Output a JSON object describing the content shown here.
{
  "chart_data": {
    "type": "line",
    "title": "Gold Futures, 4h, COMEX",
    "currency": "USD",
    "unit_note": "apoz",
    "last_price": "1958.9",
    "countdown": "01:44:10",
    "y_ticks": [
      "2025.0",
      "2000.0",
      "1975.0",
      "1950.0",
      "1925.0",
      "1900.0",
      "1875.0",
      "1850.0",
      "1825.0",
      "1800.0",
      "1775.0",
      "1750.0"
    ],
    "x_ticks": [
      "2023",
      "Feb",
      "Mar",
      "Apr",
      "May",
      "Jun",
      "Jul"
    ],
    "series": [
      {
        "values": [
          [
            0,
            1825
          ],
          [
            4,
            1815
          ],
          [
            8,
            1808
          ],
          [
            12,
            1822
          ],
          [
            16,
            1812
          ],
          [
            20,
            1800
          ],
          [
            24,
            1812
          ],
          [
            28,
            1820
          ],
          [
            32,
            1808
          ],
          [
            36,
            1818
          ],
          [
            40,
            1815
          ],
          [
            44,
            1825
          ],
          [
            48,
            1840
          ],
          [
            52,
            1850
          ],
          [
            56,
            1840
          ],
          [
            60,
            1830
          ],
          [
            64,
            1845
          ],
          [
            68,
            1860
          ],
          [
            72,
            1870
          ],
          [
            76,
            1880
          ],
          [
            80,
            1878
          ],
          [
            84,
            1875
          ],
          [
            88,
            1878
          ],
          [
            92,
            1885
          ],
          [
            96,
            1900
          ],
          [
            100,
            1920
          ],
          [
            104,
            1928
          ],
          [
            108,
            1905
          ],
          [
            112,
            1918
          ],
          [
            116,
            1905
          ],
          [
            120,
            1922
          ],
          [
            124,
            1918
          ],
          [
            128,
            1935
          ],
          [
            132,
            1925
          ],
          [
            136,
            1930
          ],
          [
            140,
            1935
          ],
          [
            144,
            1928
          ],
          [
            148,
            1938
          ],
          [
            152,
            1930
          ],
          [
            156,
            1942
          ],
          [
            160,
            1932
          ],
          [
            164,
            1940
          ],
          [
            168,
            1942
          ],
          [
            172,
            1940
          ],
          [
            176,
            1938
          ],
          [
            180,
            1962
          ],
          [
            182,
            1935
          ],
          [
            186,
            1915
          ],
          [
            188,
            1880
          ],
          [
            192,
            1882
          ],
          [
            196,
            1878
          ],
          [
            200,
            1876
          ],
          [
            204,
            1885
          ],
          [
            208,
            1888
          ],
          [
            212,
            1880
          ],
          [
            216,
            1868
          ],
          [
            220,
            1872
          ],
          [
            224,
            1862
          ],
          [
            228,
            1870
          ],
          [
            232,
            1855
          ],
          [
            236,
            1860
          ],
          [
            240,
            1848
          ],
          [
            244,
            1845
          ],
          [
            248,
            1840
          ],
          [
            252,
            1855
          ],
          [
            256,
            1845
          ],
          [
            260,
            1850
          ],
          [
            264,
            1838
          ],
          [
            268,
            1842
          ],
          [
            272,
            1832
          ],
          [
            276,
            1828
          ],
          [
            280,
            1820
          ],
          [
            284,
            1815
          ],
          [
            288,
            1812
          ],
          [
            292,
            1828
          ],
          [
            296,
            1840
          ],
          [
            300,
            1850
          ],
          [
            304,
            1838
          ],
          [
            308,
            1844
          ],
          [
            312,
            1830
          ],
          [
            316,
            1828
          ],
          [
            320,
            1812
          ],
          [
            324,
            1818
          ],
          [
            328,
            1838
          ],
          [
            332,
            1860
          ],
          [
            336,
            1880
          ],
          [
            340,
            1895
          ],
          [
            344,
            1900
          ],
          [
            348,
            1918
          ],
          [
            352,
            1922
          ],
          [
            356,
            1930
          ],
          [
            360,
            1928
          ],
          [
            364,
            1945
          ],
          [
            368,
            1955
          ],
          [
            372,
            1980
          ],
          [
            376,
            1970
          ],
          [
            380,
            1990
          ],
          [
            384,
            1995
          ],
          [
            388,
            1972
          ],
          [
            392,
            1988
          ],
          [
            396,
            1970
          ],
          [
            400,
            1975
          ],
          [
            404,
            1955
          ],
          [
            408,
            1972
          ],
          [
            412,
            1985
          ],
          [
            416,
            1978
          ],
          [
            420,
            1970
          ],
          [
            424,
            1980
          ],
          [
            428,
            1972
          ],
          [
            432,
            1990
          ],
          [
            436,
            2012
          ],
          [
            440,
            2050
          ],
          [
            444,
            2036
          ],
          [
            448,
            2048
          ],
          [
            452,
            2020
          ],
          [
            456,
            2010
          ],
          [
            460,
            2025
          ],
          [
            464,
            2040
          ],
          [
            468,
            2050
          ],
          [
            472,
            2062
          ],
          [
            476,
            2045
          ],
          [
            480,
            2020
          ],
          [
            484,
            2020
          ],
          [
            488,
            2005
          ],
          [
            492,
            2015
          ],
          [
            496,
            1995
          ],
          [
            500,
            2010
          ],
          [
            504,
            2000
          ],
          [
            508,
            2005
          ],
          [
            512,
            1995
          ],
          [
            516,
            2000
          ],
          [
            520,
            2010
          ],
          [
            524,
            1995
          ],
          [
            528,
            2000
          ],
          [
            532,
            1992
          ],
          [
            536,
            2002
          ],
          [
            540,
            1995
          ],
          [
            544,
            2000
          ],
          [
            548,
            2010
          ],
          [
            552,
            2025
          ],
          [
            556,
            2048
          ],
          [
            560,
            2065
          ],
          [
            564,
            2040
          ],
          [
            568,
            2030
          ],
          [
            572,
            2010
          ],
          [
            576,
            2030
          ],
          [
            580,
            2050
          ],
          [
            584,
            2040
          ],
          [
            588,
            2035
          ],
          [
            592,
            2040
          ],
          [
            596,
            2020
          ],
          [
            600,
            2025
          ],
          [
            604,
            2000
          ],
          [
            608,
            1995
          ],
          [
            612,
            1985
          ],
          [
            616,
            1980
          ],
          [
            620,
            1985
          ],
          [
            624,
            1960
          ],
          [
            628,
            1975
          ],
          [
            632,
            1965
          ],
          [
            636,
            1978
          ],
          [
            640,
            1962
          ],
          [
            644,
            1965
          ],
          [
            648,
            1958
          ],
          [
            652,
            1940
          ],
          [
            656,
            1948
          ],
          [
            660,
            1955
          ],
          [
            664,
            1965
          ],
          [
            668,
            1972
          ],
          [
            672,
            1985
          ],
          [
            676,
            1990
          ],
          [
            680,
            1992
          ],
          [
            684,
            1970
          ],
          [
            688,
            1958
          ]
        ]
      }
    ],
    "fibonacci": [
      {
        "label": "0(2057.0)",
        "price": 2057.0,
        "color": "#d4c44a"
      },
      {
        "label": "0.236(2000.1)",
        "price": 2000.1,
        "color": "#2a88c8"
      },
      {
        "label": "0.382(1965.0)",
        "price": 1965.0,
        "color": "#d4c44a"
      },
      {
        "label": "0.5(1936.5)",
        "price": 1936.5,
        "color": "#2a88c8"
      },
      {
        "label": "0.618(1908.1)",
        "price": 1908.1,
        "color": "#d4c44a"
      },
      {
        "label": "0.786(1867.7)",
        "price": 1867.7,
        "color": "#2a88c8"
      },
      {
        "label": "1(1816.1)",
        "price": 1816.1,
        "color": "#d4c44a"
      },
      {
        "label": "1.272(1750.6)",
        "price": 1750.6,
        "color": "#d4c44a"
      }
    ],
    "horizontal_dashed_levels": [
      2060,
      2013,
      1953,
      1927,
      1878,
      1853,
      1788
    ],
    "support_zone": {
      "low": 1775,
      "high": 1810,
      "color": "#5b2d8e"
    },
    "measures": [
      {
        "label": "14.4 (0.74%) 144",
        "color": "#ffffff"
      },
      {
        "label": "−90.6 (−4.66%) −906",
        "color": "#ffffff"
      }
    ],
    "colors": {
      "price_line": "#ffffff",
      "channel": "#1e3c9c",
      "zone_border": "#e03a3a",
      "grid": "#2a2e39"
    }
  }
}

::::

[Task prompt]
Look through the records and gather every line containing "label".

[The solution]
        "label": "0(2057.0)",
        "label": "0.236(2000.1)",
        "label": "0.382(1965.0)",
        "label": "0.5(1936.5)",
        "label": "0.618(1908.1)",
        "label": "0.786(1867.7)",
        "label": "1(1816.1)",
        "label": "1.272(1750.6)",
        "label": "14.4 (0.74%) 144",
        "label": "−90.6 (−4.66%) −906",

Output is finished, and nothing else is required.